#### PROBLEM REQUIREMENTS
Give back the entire listing verbatim.

#### STORED ROWS
____

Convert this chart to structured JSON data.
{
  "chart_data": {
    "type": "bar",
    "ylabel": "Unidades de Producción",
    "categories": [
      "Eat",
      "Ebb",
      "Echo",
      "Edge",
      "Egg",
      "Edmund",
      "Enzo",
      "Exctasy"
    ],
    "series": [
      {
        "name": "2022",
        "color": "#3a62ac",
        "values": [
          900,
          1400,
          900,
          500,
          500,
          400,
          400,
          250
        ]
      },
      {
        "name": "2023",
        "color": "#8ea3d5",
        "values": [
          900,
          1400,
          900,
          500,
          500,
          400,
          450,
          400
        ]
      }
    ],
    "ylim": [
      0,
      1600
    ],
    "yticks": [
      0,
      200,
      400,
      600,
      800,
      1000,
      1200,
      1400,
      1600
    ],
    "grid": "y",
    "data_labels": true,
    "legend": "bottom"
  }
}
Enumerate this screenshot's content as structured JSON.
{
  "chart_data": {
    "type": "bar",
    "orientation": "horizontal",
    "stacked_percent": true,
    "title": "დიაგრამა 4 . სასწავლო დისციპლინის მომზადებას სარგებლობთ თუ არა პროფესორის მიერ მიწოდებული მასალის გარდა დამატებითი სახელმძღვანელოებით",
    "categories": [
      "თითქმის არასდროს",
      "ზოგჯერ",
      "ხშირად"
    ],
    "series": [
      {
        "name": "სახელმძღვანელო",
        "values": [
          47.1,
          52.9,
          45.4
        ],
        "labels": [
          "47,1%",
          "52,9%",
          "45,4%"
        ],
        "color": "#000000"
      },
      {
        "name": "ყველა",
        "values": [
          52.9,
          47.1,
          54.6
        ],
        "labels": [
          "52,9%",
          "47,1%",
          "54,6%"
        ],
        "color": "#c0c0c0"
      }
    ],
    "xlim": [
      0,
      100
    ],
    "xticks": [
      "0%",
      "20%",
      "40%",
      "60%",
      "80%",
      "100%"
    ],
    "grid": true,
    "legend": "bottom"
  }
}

____

#### RESULT FOR THIS TASK
Convert this chart to structured JSON data.
{
  "chart_data": {
    "type": "bar",
    "ylabel": "Unidades de Producción",
    "categories": [
      "Eat",
      "Ebb",
      "Echo",
      "Edge",
      "Egg",
      "Edmund",
      "Enzo",
      "Exctasy"
    ],
    "series": [
      {
        "name": "2022",
        "color": "#3a62ac",
        "values": [
          900,
          1400,
          900,
          500,
          500,
          400,
          400,
          250
        ]
      },
      {
        "name": "2023",
        "color": "#8ea3d5",
        "values": [
          900,
          1400,
          900,
          500,
          500,
          400,
          450,
          400
        ]
      }
    ],
    "ylim": [
      0,
      1600
    ],
    "yticks": [
      0,
      200,
      400,
      600,
      800,
      1000,
      1200,
      1400,
      1600
    ],
    "grid": "y",
    "data_labels": true,
    "legend": "bottom"
  }
}
Enumerate this screenshot's content as structured JSON.
{
  "chart_data": {
    "type": "bar",
    "orientation": "horizontal",
    "stacked_percent": true,
    "title": "დიაგრამა 4 . სასწავლო დისციპლინის მომზადებას სარგებლობთ თუ არა პროფესორის მიერ მიწოდებული მასალის გარდა დამატებითი სახელმძღვანელოებით",
    "categories": [
      "თითქმის არასდროს",
      "ზოგჯერ",
      "ხშირად"
    ],
    "series": [
      {
        "name": "სახელმძღვანელო",
        "values": [
          47.1,
          52.9,
          45.4
        ],
        "labels": [
          "47,1%",
          "52,9%",
          "45,4%"
        ],
        "color": "#000000"
      },
      {
        "name": "ყველა",
        "values": [
          52.9,
          47.1,
          54.6
        ],
        "labels": [
          "52,9%",
          "47,1%",
          "54,6%"
        ],
        "color": "#c0c0c0"
      }
    ],
    "xlim": [
      0,
      100
    ],
    "xticks": [
      "0%",
      "20%",
      "40%",
      "60%",
      "80%",
      "100%"
    ],
    "grid": true,
    "legend": "bottom"
  }
}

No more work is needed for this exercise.